Type out every line below exactly as it reads.
^^^^^^^^^^^^^^^^
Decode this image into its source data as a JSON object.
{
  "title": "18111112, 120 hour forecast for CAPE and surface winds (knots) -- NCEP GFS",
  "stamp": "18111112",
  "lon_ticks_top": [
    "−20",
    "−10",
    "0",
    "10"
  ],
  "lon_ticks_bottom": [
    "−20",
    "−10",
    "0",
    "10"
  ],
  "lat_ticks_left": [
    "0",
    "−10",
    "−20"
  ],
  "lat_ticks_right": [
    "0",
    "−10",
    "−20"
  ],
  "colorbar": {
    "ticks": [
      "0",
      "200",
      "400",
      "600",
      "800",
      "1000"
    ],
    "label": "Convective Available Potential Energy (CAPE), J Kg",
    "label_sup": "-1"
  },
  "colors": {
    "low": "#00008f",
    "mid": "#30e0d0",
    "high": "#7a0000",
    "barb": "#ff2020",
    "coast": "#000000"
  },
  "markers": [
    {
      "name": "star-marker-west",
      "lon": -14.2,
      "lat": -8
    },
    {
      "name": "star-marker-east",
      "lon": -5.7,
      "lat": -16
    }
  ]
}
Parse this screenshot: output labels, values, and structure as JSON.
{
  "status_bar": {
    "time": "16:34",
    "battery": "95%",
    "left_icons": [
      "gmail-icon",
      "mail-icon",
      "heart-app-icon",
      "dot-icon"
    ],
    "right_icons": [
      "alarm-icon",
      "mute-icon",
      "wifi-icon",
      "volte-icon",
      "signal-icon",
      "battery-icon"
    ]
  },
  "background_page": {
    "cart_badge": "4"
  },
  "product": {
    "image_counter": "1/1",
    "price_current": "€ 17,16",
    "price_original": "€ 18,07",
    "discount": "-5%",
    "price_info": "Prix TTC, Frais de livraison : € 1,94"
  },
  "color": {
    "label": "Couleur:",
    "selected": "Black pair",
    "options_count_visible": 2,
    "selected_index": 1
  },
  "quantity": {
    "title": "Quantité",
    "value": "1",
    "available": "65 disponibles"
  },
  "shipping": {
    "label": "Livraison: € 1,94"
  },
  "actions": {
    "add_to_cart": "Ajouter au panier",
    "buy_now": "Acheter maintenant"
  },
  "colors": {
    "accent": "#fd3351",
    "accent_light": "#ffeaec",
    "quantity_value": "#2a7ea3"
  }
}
^^^^^^^^^^^^^^^^
Written solution =
Decode this image into its source data as a JSON object.
{
  "title": "18111112, 120 hour forecast for CAPE and surface winds (knots) -- NCEP GFS",
  "stamp": "18111112",
  "lon_ticks_top": [
    "−20",
    "−10",
    "0",
    "10"
  ],
  "lon_ticks_bottom": [
    "−20",
    "−10",
    "0",
    "10"
  ],
  "lat_ticks_left": [
    "0",
    "−10",
    "−20"
  ],
  "lat_ticks_right": [
    "0",
    "−10",
    "−20"
  ],
  "colorbar": {
    "ticks": [
      "0",
      "200",
      "400",
      "600",
      "800",
      "1000"
    ],
    "label": "Convective Available Potential Energy (CAPE), J Kg",
    "label_sup": "-1"
  },
  "colors": {
    "low": "#00008f",
    "mid": "#30e0d0",
    "high": "#7a0000",
    "barb": "#ff2020",
    "coast": "#000000"
  },
  "markers": [
    {
      "name": "star-marker-west",
      "lon": -14.2,
      "lat": -8
    },
    {
      "name": "star-marker-east",
      "lon": -5.7,
      "lat": -16
    }
  ]
}
Parse this screenshot: output labels, values, and structure as JSON.
{
  "status_bar": {
    "time": "16:34",
    "battery": "95%",
    "left_icons": [
      "gmail-icon",
      "mail-icon",
      "heart-app-icon",
      "dot-icon"
    ],
    "right_icons": [
      "alarm-icon",
      "mute-icon",
      "wifi-icon",
      "volte-icon",
      "signal-icon",
      "battery-icon"
    ]
  },
  "background_page": {
    "cart_badge": "4"
  },
  "product": {
    "image_counter": "1/1",
    "price_current": "€ 17,16",
    "price_original": "€ 18,07",
    "discount": "-5%",
    "price_info": "Prix TTC, Frais de livraison : € 1,94"
  },
  "color": {
    "label": "Couleur:",
    "selected": "Black pair",
    "options_count_visible": 2,
    "selected_index": 1
  },
  "quantity": {
    "title": "Quantité",
    "value": "1",
    "available": "65 disponibles"
  },
  "shipping": {
    "label": "Livraison: € 1,94"
  },
  "actions": {
    "add_to_cart": "Ajouter au panier",
    "buy_now": "Acheter maintenant"
  },
  "colors": {
    "accent": "#fd3351",
    "accent_light": "#ffeaec",
    "quantity_value": "#2a7ea3"
  }
}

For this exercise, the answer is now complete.